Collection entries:
———
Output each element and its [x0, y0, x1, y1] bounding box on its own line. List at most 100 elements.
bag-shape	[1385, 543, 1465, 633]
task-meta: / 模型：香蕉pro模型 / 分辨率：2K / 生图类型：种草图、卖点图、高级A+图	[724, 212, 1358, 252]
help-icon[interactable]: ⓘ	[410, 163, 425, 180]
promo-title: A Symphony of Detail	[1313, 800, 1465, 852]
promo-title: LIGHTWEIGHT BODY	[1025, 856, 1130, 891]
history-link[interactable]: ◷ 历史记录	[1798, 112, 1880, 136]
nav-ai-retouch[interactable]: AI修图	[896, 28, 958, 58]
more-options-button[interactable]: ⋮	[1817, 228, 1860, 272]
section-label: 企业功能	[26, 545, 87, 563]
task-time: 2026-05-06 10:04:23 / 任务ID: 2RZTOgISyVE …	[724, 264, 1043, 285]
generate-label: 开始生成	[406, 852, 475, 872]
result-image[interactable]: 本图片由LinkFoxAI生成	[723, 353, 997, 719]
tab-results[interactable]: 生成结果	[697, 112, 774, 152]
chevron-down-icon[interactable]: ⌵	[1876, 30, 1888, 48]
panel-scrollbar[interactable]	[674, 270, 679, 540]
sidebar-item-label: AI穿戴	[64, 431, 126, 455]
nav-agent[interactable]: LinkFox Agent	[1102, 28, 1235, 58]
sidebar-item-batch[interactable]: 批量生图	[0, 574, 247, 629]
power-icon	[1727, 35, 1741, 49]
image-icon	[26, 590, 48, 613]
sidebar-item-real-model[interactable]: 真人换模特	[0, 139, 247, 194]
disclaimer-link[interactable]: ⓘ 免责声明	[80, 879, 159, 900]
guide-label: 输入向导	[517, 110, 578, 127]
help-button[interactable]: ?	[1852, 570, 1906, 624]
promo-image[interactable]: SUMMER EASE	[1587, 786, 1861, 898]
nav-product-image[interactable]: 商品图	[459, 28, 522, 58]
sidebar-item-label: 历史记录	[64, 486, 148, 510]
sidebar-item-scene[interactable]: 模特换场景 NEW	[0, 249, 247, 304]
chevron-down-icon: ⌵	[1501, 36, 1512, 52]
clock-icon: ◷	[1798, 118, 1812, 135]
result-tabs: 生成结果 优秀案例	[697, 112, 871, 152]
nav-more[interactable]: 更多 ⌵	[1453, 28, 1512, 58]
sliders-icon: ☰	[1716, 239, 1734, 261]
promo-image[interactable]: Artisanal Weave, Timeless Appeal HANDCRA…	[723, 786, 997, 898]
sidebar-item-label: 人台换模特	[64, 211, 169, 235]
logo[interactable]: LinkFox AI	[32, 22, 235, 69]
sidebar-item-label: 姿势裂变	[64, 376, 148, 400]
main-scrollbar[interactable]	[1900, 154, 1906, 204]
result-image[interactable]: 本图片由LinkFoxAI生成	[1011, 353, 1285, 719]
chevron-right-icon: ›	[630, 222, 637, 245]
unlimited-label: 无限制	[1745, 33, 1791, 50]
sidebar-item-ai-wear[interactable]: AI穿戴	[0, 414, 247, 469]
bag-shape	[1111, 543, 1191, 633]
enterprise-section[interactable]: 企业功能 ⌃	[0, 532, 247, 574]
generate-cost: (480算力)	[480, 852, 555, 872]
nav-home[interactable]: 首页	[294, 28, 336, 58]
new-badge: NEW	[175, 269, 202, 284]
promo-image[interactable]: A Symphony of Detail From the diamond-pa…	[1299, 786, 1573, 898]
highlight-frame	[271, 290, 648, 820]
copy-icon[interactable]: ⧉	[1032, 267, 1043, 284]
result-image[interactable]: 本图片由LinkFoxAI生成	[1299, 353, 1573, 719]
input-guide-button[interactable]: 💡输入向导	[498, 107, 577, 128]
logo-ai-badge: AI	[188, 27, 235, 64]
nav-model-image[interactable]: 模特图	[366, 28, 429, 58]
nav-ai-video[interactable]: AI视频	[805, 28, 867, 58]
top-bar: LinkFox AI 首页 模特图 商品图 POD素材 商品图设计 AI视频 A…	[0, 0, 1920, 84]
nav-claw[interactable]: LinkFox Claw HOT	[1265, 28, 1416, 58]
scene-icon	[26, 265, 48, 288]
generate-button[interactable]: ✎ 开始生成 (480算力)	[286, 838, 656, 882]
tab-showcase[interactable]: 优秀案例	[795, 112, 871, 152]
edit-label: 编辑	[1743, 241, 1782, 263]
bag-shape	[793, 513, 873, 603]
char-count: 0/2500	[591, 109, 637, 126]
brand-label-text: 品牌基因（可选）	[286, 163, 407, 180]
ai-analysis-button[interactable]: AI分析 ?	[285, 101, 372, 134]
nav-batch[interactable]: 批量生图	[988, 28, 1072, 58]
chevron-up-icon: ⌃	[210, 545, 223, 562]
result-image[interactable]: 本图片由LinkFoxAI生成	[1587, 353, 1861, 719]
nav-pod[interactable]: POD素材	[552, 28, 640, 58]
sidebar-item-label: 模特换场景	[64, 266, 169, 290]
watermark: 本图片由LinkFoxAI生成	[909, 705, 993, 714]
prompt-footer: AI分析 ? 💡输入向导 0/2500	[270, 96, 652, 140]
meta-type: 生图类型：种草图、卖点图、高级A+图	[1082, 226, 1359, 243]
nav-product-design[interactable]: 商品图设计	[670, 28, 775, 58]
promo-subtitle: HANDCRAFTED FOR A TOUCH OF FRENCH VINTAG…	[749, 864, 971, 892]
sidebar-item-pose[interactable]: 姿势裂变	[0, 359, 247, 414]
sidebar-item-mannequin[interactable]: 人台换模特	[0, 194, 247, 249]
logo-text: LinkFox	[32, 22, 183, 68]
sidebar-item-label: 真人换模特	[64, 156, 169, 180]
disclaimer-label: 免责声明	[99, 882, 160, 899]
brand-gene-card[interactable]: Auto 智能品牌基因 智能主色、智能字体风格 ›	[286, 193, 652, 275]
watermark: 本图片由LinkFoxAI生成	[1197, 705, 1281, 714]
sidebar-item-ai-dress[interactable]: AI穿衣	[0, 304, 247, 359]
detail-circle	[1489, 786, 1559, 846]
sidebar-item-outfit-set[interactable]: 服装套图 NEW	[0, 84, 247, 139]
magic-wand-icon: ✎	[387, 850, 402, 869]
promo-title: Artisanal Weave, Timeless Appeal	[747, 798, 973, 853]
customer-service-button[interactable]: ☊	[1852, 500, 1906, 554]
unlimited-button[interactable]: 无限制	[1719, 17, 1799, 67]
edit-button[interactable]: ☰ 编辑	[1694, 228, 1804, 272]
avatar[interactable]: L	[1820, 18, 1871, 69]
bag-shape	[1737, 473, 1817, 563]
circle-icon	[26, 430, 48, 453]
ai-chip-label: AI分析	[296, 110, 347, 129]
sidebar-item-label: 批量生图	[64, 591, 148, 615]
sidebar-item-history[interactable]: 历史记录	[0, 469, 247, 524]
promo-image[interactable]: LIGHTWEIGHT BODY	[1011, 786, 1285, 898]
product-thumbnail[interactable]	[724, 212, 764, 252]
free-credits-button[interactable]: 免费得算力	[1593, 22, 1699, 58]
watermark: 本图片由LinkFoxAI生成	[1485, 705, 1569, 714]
———
Copy out, without changes, the stretch of material from its first line through the line containing "112, 1880, 136]". Include both of those lines.

Output each element and its [x0, y0, x1, y1] bounding box on its own line. List at most 100 elements.
bag-shape	[1385, 543, 1465, 633]
task-meta: / 模型：香蕉pro模型 / 分辨率：2K / 生图类型：种草图、卖点图、高级A+图	[724, 212, 1358, 252]
help-icon[interactable]: ⓘ	[410, 163, 425, 180]
promo-title: A Symphony of Detail	[1313, 800, 1465, 852]
promo-title: LIGHTWEIGHT BODY	[1025, 856, 1130, 891]
history-link[interactable]: ◷ 历史记录	[1798, 112, 1880, 136]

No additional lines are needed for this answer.